%%
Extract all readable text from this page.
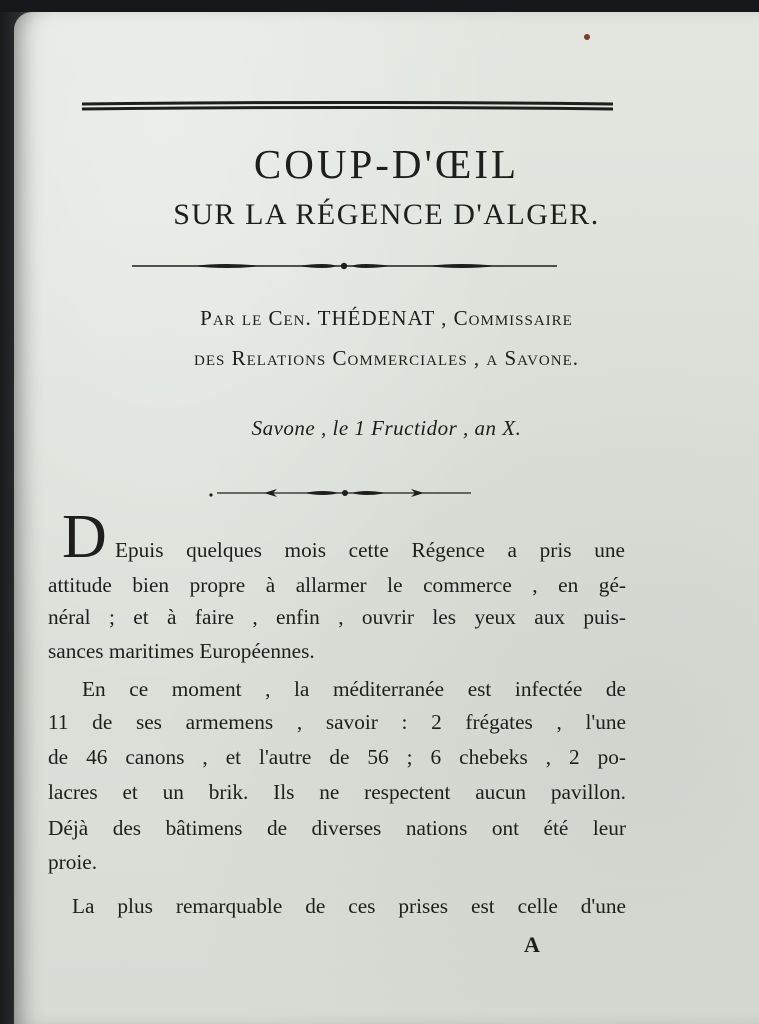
COUP-D'ŒIL
SUR LA RÉGENCE D'ALGER.
Par le Cen. THÉDENAT , Commissaire
des Relations Commerciales , a Savone.
Savone , le 1 Fructidor , an X.
D Epuis quelques mois cette Régence a pris une
attitude bien propre à allarmer le commerce , en gé-
néral ; et à faire , enfin , ouvrir les yeux aux puis-
sances maritimes Européennes.
En ce moment , la méditerranée est infectée de
11 de ses armemens , savoir : 2 frégates , l'une
de 46 canons , et l'autre de 56 ; 6 chebeks , 2 po-
lacres et un brik. Ils ne respectent aucun pavillon.
Déjà des bâtimens de diverses nations ont été leur
proie.
La plus remarquable de ces prises est celle d'une
A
%%
__Requirement__: The listing above must be printed again exactly, minus its pictures.

__Answer to the task__:
Extract all readable text from this page.
COUP-D'ŒIL
SUR LA RÉGENCE D'ALGER.
Par le Cen. THÉDENAT , Commissaire
des Relations Commerciales , a Savone.
Savone , le 1 Fructidor , an X.
D Epuis quelques mois cette Régence a pris une
attitude bien propre à allarmer le commerce , en gé-
néral ; et à faire , enfin , ouvrir les yeux aux puis-
sances maritimes Européennes.
En ce moment , la méditerranée est infectée de
11 de ses armemens , savoir : 2 frégates , l'une
de 46 canons , et l'autre de 56 ; 6 chebeks , 2 po-
lacres et un brik. Ils ne respectent aucun pavillon.
Déjà des bâtimens de diverses nations ont été leur
proie.
La plus remarquable de ces prises est celle d'une
A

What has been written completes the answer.